Task goal: Show all lines that include the string "name"; copy each one.

Excerpted records:
┌──

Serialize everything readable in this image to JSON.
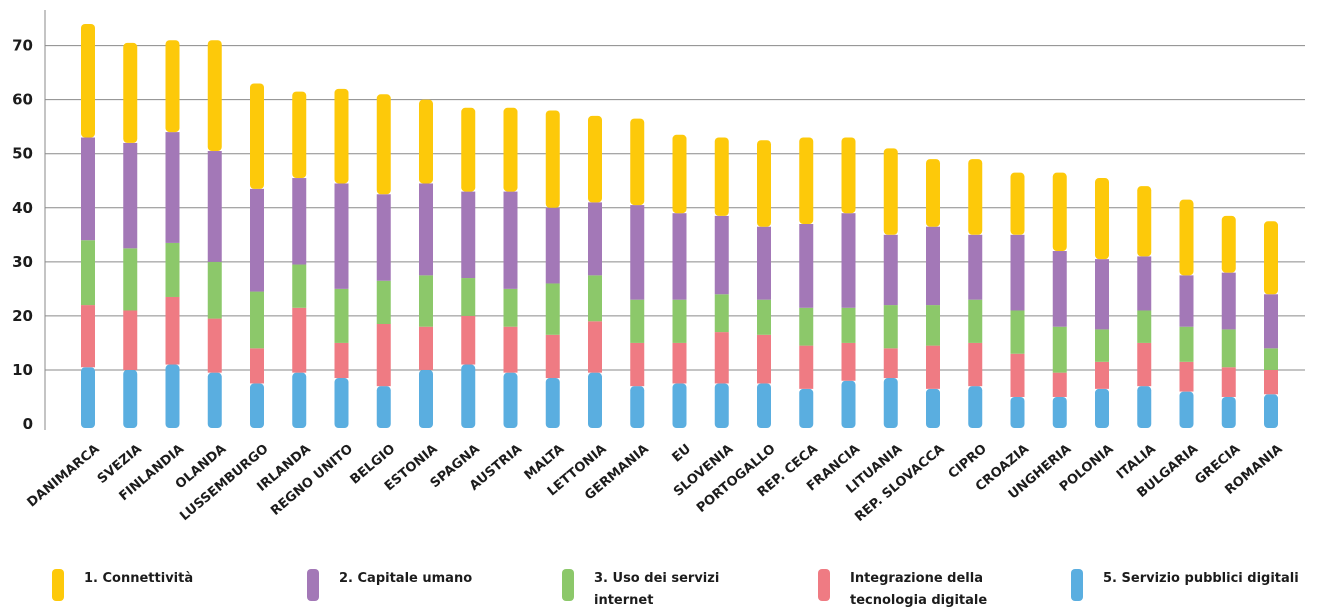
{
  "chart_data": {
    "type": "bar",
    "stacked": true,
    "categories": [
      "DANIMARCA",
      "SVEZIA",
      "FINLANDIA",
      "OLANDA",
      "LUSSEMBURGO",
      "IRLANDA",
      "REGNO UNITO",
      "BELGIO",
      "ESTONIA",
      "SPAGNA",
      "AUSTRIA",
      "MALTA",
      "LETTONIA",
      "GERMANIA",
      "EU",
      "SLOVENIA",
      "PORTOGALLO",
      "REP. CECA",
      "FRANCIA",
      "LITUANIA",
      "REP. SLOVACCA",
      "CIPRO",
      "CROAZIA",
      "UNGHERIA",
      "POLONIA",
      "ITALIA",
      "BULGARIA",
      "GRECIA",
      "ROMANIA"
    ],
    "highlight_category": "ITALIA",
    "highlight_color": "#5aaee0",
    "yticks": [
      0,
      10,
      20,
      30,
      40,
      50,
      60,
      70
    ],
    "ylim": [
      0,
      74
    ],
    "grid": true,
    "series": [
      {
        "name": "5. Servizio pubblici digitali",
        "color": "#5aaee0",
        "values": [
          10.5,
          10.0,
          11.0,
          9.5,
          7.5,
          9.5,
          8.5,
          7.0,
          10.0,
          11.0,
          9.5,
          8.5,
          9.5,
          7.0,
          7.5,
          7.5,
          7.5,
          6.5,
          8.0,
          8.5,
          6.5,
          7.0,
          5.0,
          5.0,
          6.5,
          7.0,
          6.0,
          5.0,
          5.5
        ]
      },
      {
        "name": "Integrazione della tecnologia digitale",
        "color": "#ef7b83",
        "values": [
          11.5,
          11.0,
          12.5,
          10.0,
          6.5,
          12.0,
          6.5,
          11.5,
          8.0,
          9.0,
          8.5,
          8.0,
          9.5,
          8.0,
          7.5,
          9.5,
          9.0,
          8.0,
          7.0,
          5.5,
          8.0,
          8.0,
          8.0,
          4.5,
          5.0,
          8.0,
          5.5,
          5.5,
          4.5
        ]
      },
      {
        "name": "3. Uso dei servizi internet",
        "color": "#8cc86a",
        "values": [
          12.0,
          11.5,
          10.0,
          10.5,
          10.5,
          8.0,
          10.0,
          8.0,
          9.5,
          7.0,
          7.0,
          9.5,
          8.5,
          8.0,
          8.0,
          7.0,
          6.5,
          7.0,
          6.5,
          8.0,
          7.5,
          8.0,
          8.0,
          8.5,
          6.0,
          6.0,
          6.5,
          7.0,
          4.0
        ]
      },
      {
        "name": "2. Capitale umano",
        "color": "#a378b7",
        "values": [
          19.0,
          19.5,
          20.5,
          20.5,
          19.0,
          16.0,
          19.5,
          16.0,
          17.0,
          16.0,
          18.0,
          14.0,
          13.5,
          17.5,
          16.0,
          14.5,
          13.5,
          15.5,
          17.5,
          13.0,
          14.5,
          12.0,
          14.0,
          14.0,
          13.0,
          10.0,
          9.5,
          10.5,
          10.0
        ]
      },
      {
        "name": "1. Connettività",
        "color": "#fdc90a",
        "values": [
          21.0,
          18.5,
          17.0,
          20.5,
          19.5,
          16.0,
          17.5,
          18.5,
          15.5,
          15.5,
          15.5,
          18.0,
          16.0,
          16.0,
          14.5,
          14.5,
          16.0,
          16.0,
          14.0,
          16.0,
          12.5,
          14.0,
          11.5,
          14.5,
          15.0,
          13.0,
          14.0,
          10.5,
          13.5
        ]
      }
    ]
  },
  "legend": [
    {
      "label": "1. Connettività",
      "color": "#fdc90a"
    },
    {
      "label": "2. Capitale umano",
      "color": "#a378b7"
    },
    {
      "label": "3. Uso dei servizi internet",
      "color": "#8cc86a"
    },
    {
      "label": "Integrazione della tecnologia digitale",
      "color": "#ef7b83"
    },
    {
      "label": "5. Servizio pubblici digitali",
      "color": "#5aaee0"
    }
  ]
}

└──

Reply to the task:
        "name": "5. Servizio pubblici digitali",
        "name": "Integrazione della tecnologia digitale",
        "name": "3. Uso dei servizi internet",
        "name": "2. Capitale umano",
        "name": "1. Connettività",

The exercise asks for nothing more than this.